--- EXERCISE OBJECTIVE ---
Gather up every line from the entries below that uses the word "also".

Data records
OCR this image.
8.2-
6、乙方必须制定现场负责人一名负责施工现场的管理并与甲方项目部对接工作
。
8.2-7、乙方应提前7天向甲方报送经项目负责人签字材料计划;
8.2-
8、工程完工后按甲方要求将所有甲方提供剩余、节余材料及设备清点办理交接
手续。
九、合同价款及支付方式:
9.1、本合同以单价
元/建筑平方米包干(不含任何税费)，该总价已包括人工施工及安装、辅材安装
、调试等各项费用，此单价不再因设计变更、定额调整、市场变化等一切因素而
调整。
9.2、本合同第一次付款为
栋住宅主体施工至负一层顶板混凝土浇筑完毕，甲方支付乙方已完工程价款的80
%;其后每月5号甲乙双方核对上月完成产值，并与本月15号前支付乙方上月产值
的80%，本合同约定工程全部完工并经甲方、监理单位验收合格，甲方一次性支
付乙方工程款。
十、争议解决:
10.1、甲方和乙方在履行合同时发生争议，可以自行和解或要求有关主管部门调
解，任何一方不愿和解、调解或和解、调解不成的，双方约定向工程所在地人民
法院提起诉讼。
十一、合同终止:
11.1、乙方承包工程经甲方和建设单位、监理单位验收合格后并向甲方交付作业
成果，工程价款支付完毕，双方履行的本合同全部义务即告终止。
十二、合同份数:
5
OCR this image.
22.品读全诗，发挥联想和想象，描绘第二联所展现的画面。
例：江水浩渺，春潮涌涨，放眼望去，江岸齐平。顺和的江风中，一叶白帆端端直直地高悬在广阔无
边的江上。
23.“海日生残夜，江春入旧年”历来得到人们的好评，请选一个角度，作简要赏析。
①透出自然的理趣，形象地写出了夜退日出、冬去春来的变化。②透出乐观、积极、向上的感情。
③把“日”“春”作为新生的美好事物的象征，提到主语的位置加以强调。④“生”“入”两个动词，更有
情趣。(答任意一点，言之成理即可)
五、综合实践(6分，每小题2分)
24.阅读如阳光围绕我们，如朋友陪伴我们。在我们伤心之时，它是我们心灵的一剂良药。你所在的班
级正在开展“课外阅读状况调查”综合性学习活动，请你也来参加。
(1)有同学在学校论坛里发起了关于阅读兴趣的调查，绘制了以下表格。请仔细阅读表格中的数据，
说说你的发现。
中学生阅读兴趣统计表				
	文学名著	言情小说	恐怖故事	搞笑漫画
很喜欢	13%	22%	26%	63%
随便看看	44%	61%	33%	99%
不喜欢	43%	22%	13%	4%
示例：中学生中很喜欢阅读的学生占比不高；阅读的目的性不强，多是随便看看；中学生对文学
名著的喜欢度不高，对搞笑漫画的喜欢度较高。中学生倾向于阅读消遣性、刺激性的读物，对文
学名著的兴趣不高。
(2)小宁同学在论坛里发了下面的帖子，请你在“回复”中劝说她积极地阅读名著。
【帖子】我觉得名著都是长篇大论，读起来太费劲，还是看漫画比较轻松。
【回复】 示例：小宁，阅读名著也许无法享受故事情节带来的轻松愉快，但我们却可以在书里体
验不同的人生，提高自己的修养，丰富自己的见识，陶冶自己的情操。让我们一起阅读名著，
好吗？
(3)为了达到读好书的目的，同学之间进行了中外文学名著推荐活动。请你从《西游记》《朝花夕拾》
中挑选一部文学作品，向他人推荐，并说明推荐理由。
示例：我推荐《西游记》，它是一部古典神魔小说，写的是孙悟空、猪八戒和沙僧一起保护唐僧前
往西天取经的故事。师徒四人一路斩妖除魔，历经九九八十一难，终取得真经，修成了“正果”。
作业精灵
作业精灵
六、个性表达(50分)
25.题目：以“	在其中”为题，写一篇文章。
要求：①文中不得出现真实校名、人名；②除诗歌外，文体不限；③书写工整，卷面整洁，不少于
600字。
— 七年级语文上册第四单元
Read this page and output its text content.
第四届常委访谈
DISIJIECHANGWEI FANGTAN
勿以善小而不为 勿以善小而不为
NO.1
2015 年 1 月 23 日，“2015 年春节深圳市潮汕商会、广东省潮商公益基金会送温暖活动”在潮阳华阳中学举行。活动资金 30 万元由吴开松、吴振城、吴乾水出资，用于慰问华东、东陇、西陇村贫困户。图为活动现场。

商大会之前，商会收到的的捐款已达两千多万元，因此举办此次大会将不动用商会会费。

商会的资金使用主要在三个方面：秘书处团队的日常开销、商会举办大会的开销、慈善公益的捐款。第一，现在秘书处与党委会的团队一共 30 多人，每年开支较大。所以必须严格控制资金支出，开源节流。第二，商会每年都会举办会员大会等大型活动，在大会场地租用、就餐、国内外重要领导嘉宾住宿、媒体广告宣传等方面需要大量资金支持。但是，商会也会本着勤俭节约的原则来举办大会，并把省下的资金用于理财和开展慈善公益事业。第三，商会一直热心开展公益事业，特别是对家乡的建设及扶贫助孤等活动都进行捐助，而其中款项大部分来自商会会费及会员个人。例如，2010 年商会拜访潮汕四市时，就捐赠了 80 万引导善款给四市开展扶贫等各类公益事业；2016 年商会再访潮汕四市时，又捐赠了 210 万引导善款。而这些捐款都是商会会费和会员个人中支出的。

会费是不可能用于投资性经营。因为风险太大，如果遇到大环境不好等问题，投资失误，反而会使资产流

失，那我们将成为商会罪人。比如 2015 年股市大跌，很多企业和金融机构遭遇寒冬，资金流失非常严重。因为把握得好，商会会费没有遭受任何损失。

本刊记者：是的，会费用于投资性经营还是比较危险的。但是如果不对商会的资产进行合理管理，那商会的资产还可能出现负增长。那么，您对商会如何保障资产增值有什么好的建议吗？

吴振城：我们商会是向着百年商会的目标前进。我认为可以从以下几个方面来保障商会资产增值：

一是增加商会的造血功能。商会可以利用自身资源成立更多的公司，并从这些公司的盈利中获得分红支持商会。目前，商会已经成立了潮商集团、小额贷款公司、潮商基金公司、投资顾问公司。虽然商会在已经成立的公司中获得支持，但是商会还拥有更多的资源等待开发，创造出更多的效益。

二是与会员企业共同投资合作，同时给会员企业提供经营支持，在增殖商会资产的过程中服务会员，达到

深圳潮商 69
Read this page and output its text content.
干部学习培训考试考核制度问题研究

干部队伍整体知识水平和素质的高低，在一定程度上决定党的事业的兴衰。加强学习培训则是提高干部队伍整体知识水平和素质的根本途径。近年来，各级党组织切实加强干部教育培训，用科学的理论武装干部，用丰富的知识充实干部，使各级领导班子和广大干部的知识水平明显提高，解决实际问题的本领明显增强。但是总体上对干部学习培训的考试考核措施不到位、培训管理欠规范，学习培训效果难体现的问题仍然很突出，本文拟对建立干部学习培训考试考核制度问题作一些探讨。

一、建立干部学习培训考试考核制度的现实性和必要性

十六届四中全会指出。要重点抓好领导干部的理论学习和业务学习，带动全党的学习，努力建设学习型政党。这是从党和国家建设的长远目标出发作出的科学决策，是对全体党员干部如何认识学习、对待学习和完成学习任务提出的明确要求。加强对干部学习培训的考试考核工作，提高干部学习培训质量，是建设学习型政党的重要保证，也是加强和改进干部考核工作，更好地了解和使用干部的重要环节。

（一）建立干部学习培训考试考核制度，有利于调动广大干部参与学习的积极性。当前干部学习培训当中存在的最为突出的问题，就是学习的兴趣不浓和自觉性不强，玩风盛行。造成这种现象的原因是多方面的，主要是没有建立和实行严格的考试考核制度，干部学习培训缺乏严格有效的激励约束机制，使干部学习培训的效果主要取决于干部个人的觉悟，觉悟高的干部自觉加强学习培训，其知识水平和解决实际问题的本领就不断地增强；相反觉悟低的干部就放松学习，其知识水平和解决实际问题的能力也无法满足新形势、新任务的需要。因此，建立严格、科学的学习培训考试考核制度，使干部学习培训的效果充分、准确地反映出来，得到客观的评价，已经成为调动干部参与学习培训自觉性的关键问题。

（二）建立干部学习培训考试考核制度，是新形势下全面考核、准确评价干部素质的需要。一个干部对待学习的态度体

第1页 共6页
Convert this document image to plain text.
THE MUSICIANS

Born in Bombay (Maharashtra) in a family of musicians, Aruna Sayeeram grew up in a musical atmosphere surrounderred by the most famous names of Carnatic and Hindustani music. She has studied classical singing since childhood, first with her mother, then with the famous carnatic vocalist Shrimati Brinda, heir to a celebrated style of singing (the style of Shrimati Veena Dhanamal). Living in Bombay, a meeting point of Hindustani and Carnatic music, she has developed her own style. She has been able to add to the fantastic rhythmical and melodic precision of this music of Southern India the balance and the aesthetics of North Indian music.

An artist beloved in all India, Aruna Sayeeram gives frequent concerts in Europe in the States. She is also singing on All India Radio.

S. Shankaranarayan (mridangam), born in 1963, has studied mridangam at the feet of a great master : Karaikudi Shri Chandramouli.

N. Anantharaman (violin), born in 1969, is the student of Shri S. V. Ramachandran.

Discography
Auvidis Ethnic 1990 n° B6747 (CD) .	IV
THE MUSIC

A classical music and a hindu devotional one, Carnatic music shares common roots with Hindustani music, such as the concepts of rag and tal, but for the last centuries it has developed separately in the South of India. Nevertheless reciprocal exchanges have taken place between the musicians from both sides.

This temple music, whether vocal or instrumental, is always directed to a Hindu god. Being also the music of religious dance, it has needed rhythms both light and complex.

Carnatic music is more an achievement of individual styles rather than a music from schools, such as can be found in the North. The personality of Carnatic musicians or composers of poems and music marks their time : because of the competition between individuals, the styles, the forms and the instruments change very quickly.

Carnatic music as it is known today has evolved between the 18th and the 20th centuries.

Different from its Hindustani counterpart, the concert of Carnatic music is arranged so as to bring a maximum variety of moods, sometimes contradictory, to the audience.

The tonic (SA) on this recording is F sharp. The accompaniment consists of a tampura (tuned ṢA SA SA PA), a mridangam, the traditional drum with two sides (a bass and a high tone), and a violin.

--- SOLUTION ---
An artist beloved in all India, Aruna Sayeeram gives frequent concerts in Europe in the States. She is also singing on All India Radio.
This temple music, whether vocal or instrumental, is always directed to a Hindu god. Being also the music of religious dance, it has needed rhythms both light and complex.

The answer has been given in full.